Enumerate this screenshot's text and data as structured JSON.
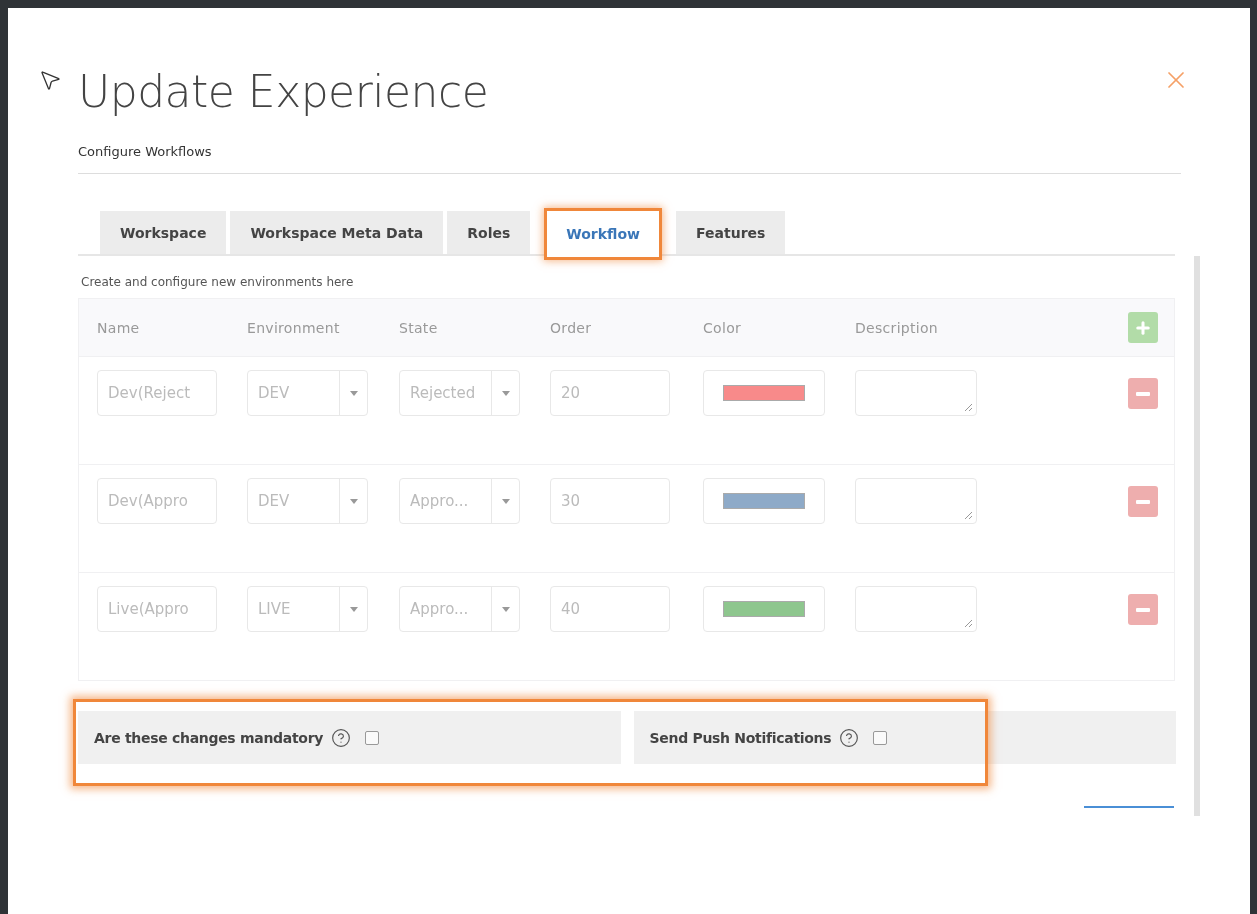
{
  "dialog": {
    "title": "Update Experience",
    "subtitle": "Configure Workflows"
  },
  "tabs": [
    {
      "label": "Workspace",
      "selected": false,
      "highlighted": false
    },
    {
      "label": "Workspace Meta Data",
      "selected": false,
      "highlighted": false
    },
    {
      "label": "Roles",
      "selected": false,
      "highlighted": false
    },
    {
      "label": "Workflow",
      "selected": true,
      "highlighted": true
    },
    {
      "label": "Features",
      "selected": false,
      "highlighted": false
    }
  ],
  "hint": "Create and configure new environments here",
  "table": {
    "columns": [
      "Name",
      "Environment",
      "State",
      "Order",
      "Color",
      "Description"
    ],
    "rows": [
      {
        "name": "Dev(Reject",
        "environment": "DEV",
        "state": "Rejected",
        "order": "20",
        "color": "#f88a8a"
      },
      {
        "name": "Dev(Appro",
        "environment": "DEV",
        "state": "Appro...",
        "order": "30",
        "color": "#8eaac8"
      },
      {
        "name": "Live(Appro",
        "environment": "LIVE",
        "state": "Appro...",
        "order": "40",
        "color": "#8ec68e"
      }
    ]
  },
  "options": {
    "highlighted": true,
    "items": [
      {
        "label": "Are these changes mandatory",
        "checked": false
      },
      {
        "label": "Send Push Notifications",
        "checked": false
      }
    ]
  }
}
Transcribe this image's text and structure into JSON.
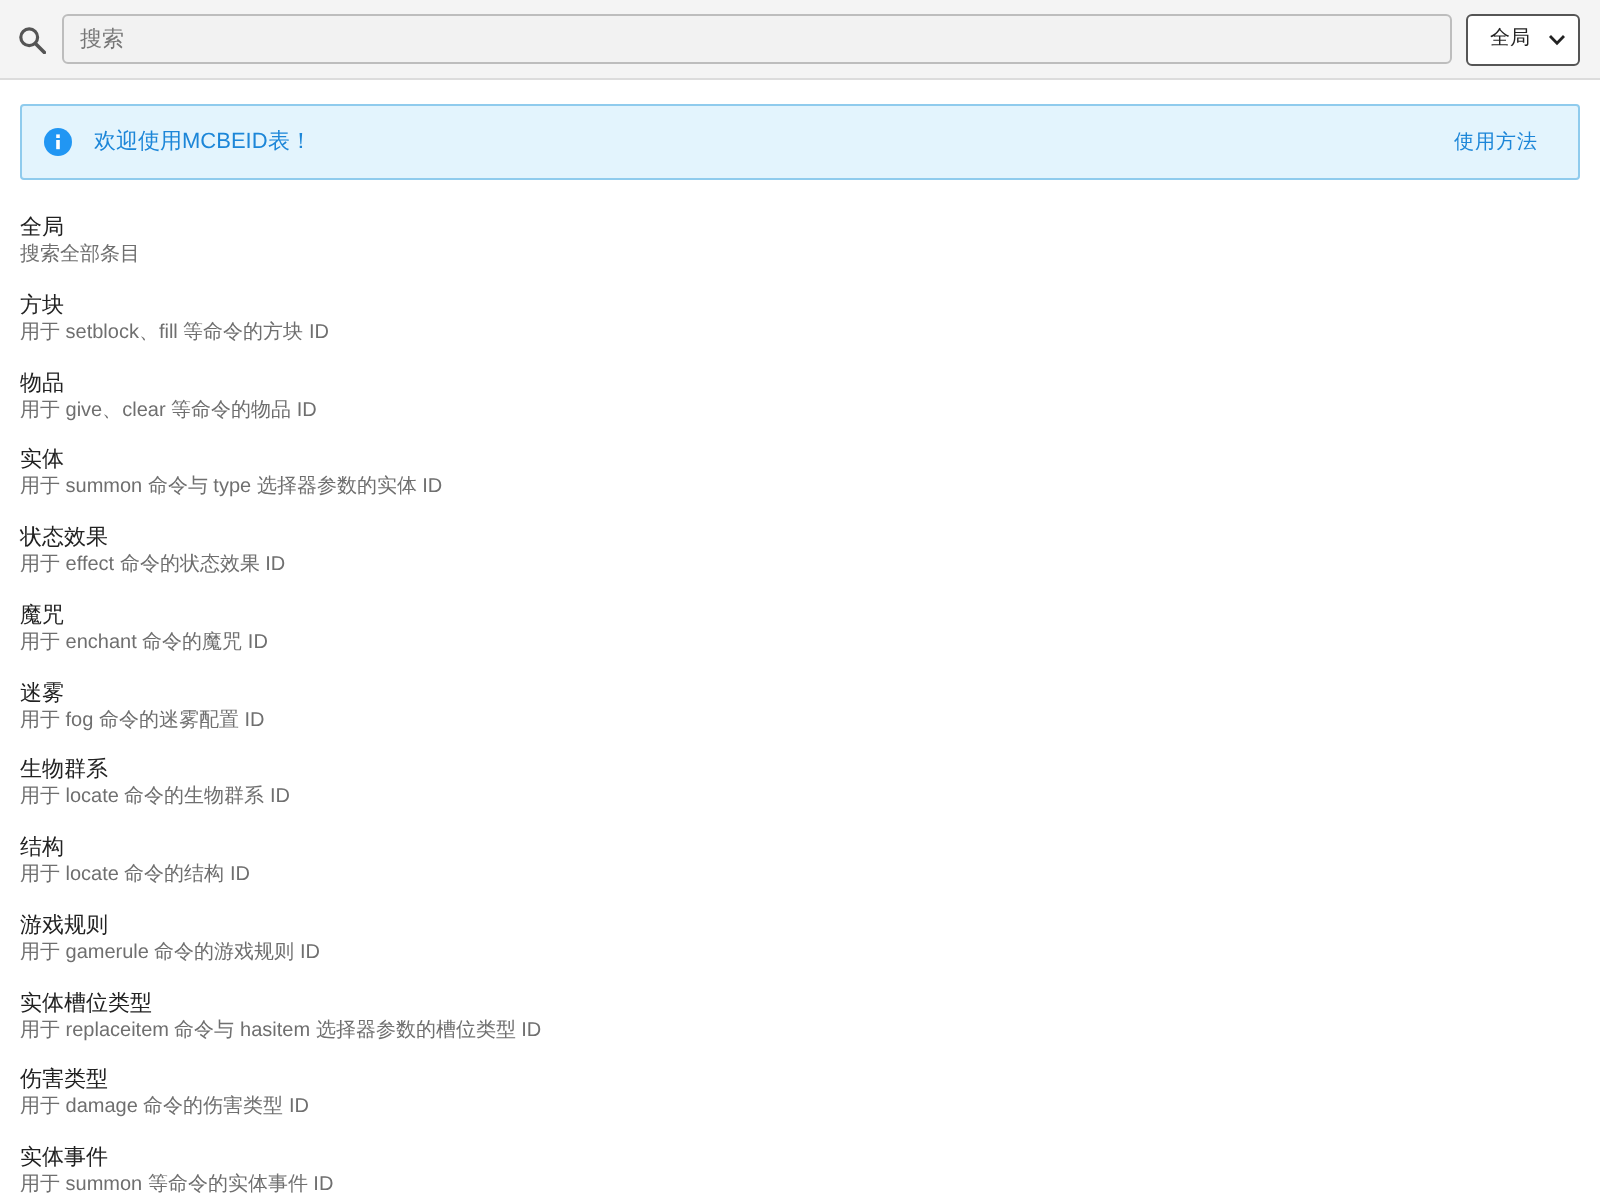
{
  "search": {
    "placeholder": "搜索"
  },
  "scope_dropdown": {
    "label": "全局"
  },
  "alert": {
    "message": "欢迎使用MCBEID表！",
    "link": "使用方法"
  },
  "categories": [
    {
      "title": "全局",
      "description": "搜索全部条目"
    },
    {
      "title": "方块",
      "description": "用于 setblock、fill 等命令的方块 ID"
    },
    {
      "title": "物品",
      "description": "用于 give、clear 等命令的物品 ID"
    },
    {
      "title": "实体",
      "description": "用于 summon 命令与 type 选择器参数的实体 ID"
    },
    {
      "title": "状态效果",
      "description": "用于 effect 命令的状态效果 ID"
    },
    {
      "title": "魔咒",
      "description": "用于 enchant 命令的魔咒 ID"
    },
    {
      "title": "迷雾",
      "description": "用于 fog 命令的迷雾配置 ID"
    },
    {
      "title": "生物群系",
      "description": "用于 locate 命令的生物群系 ID"
    },
    {
      "title": "结构",
      "description": "用于 locate 命令的结构 ID"
    },
    {
      "title": "游戏规则",
      "description": "用于 gamerule 命令的游戏规则 ID"
    },
    {
      "title": "实体槽位类型",
      "description": "用于 replaceitem 命令与 hasitem 选择器参数的槽位类型 ID"
    },
    {
      "title": "伤害类型",
      "description": "用于 damage 命令的伤害类型 ID"
    },
    {
      "title": "实体事件",
      "description": "用于 summon 等命令的实体事件 ID"
    }
  ]
}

### [Task]
Will you repeat the material above, but only from the line containing "Transcribe this image's" through its last line, exactly and without the pictures?

### [Task answer]
Transcribe this image's text and structure into JSON.
{
  "search": {
    "placeholder": "搜索"
  },
  "scope_dropdown": {
    "label": "全局"
  },
  "alert": {
    "message": "欢迎使用MCBEID表！",
    "link": "使用方法"
  },
  "categories": [
    {
      "title": "全局",
      "description": "搜索全部条目"
    },
    {
      "title": "方块",
      "description": "用于 setblock、fill 等命令的方块 ID"
    },
    {
      "title": "物品",
      "description": "用于 give、clear 等命令的物品 ID"
    },
    {
      "title": "实体",
      "description": "用于 summon 命令与 type 选择器参数的实体 ID"
    },
    {
      "title": "状态效果",
      "description": "用于 effect 命令的状态效果 ID"
    },
    {
      "title": "魔咒",
      "description": "用于 enchant 命令的魔咒 ID"
    },
    {
      "title": "迷雾",
      "description": "用于 fog 命令的迷雾配置 ID"
    },
    {
      "title": "生物群系",
      "description": "用于 locate 命令的生物群系 ID"
    },
    {
      "title": "结构",
      "description": "用于 locate 命令的结构 ID"
    },
    {
      "title": "游戏规则",
      "description": "用于 gamerule 命令的游戏规则 ID"
    },
    {
      "title": "实体槽位类型",
      "description": "用于 replaceitem 命令与 hasitem 选择器参数的槽位类型 ID"
    },
    {
      "title": "伤害类型",
      "description": "用于 damage 命令的伤害类型 ID"
    },
    {
      "title": "实体事件",
      "description": "用于 summon 等命令的实体事件 ID"
    }
  ]
}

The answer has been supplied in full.